Can you retype every record below exactly as written?

◆ **GIVEN RECORDS**:
============
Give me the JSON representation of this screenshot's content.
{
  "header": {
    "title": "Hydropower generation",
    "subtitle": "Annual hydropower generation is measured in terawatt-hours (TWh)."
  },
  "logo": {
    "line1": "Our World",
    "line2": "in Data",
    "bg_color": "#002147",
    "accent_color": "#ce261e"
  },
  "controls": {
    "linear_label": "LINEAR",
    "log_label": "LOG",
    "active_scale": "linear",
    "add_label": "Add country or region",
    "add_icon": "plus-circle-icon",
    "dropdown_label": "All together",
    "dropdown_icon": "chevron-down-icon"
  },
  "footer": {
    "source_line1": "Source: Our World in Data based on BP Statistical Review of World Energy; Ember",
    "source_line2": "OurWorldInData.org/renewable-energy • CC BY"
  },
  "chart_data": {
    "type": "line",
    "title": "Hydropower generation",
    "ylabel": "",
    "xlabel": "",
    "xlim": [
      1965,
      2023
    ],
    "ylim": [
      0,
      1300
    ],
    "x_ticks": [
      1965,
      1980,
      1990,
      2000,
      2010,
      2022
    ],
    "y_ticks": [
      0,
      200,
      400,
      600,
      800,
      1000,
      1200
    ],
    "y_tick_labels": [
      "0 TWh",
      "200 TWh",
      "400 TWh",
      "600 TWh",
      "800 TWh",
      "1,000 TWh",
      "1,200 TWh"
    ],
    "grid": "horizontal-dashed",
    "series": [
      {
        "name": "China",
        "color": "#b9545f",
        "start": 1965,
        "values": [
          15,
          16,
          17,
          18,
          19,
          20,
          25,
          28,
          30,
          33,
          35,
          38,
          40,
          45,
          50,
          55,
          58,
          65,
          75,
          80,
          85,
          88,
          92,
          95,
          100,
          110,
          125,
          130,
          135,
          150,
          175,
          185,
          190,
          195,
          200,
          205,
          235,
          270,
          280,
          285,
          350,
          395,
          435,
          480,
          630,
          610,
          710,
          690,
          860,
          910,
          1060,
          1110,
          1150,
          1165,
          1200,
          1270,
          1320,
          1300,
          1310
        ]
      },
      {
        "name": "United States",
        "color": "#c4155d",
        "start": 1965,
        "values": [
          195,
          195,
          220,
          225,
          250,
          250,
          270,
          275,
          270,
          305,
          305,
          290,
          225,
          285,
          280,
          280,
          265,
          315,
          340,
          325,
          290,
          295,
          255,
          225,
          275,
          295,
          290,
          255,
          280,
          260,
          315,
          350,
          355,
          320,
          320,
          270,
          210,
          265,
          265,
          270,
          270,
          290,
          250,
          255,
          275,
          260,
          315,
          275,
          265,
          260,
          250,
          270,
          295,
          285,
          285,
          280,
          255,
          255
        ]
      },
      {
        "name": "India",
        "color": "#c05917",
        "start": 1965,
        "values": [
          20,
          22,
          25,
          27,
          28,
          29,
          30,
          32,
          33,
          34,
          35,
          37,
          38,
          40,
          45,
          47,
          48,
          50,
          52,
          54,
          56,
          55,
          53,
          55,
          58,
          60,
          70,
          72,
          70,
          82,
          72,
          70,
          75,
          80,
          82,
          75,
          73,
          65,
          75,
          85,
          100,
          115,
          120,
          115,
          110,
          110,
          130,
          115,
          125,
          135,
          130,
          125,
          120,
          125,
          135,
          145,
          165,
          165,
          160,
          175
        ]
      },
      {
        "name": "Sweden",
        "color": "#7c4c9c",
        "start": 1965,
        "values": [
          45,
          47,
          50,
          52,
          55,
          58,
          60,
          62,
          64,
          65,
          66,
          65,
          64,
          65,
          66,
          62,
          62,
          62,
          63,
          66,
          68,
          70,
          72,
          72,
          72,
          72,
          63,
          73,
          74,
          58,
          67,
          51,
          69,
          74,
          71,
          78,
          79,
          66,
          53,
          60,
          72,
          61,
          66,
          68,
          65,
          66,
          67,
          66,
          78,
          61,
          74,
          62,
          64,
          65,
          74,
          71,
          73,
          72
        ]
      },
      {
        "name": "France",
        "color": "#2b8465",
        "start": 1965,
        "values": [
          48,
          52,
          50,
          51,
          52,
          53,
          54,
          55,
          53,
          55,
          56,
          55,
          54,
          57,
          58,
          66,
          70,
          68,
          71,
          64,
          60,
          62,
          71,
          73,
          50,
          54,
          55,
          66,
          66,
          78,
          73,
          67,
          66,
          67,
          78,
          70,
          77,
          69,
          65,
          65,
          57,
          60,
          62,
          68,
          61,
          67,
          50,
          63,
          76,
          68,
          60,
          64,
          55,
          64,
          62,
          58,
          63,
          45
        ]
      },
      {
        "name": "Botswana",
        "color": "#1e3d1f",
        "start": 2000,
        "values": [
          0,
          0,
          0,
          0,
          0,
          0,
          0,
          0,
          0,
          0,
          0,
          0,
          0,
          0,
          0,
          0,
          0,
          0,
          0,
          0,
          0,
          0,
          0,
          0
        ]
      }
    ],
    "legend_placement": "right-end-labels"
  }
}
============
◆ **ANSWER FOR THE TASK**:
Give me the JSON representation of this screenshot's content.
{
  "header": {
    "title": "Hydropower generation",
    "subtitle": "Annual hydropower generation is measured in terawatt-hours (TWh)."
  },
  "logo": {
    "line1": "Our World",
    "line2": "in Data",
    "bg_color": "#002147",
    "accent_color": "#ce261e"
  },
  "controls": {
    "linear_label": "LINEAR",
    "log_label": "LOG",
    "active_scale": "linear",
    "add_label": "Add country or region",
    "add_icon": "plus-circle-icon",
    "dropdown_label": "All together",
    "dropdown_icon": "chevron-down-icon"
  },
  "footer": {
    "source_line1": "Source: Our World in Data based on BP Statistical Review of World Energy; Ember",
    "source_line2": "OurWorldInData.org/renewable-energy • CC BY"
  },
  "chart_data": {
    "type": "line",
    "title": "Hydropower generation",
    "ylabel": "",
    "xlabel": "",
    "xlim": [
      1965,
      2023
    ],
    "ylim": [
      0,
      1300
    ],
    "x_ticks": [
      1965,
      1980,
      1990,
      2000,
      2010,
      2022
    ],
    "y_ticks": [
      0,
      200,
      400,
      600,
      800,
      1000,
      1200
    ],
    "y_tick_labels": [
      "0 TWh",
      "200 TWh",
      "400 TWh",
      "600 TWh",
      "800 TWh",
      "1,000 TWh",
      "1,200 TWh"
    ],
    "grid": "horizontal-dashed",
    "series": [
      {
        "name": "China",
        "color": "#b9545f",
        "start": 1965,
        "values": [
          15,
          16,
          17,
          18,
          19,
          20,
          25,
          28,
          30,
          33,
          35,
          38,
          40,
          45,
          50,
          55,
          58,
          65,
          75,
          80,
          85,
          88,
          92,
          95,
          100,
          110,
          125,
          130,
          135,
          150,
          175,
          185,
          190,
          195,
          200,
          205,
          235,
          270,
          280,
          285,
          350,
          395,
          435,
          480,
          630,
          610,
          710,
          690,
          860,
          910,
          1060,
          1110,
          1150,
          1165,
          1200,
          1270,
          1320,
          1300,
          1310
        ]
      },
      {
        "name": "United States",
        "color": "#c4155d",
        "start": 1965,
        "values": [
          195,
          195,
          220,
          225,
          250,
          250,
          270,
          275,
          270,
          305,
          305,
          290,
          225,
          285,
          280,
          280,
          265,
          315,
          340,
          325,
          290,
          295,
          255,
          225,
          275,
          295,
          290,
          255,
          280,
          260,
          315,
          350,
          355,
          320,
          320,
          270,
          210,
          265,
          265,
          270,
          270,
          290,
          250,
          255,
          275,
          260,
          315,
          275,
          265,
          260,
          250,
          270,
          295,
          285,
          285,
          280,
          255,
          255
        ]
      },
      {
        "name": "India",
        "color": "#c05917",
        "start": 1965,
        "values": [
          20,
          22,
          25,
          27,
          28,
          29,
          30,
          32,
          33,
          34,
          35,
          37,
          38,
          40,
          45,
          47,
          48,
          50,
          52,
          54,
          56,
          55,
          53,
          55,
          58,
          60,
          70,
          72,
          70,
          82,
          72,
          70,
          75,
          80,
          82,
          75,
          73,
          65,
          75,
          85,
          100,
          115,
          120,
          115,
          110,
          110,
          130,
          115,
          125,
          135,
          130,
          125,
          120,
          125,
          135,
          145,
          165,
          165,
          160,
          175
        ]
      },
      {
        "name": "Sweden",
        "color": "#7c4c9c",
        "start": 1965,
        "values": [
          45,
          47,
          50,
          52,
          55,
          58,
          60,
          62,
          64,
          65,
          66,
          65,
          64,
          65,
          66,
          62,
          62,
          62,
          63,
          66,
          68,
          70,
          72,
          72,
          72,
          72,
          63,
          73,
          74,
          58,
          67,
          51,
          69,
          74,
          71,
          78,
          79,
          66,
          53,
          60,
          72,
          61,
          66,
          68,
          65,
          66,
          67,
          66,
          78,
          61,
          74,
          62,
          64,
          65,
          74,
          71,
          73,
          72
        ]
      },
      {
        "name": "France",
        "color": "#2b8465",
        "start": 1965,
        "values": [
          48,
          52,
          50,
          51,
          52,
          53,
          54,
          55,
          53,
          55,
          56,
          55,
          54,
          57,
          58,
          66,
          70,
          68,
          71,
          64,
          60,
          62,
          71,
          73,
          50,
          54,
          55,
          66,
          66,
          78,
          73,
          67,
          66,
          67,
          78,
          70,
          77,
          69,
          65,
          65,
          57,
          60,
          62,
          68,
          61,
          67,
          50,
          63,
          76,
          68,
          60,
          64,
          55,
          64,
          62,
          58,
          63,
          45
        ]
      },
      {
        "name": "Botswana",
        "color": "#1e3d1f",
        "start": 2000,
        "values": [
          0,
          0,
          0,
          0,
          0,
          0,
          0,
          0,
          0,
          0,
          0,
          0,
          0,
          0,
          0,
          0,
          0,
          0,
          0,
          0,
          0,
          0,
          0,
          0
        ]
      }
    ],
    "legend_placement": "right-end-labels"
  }
}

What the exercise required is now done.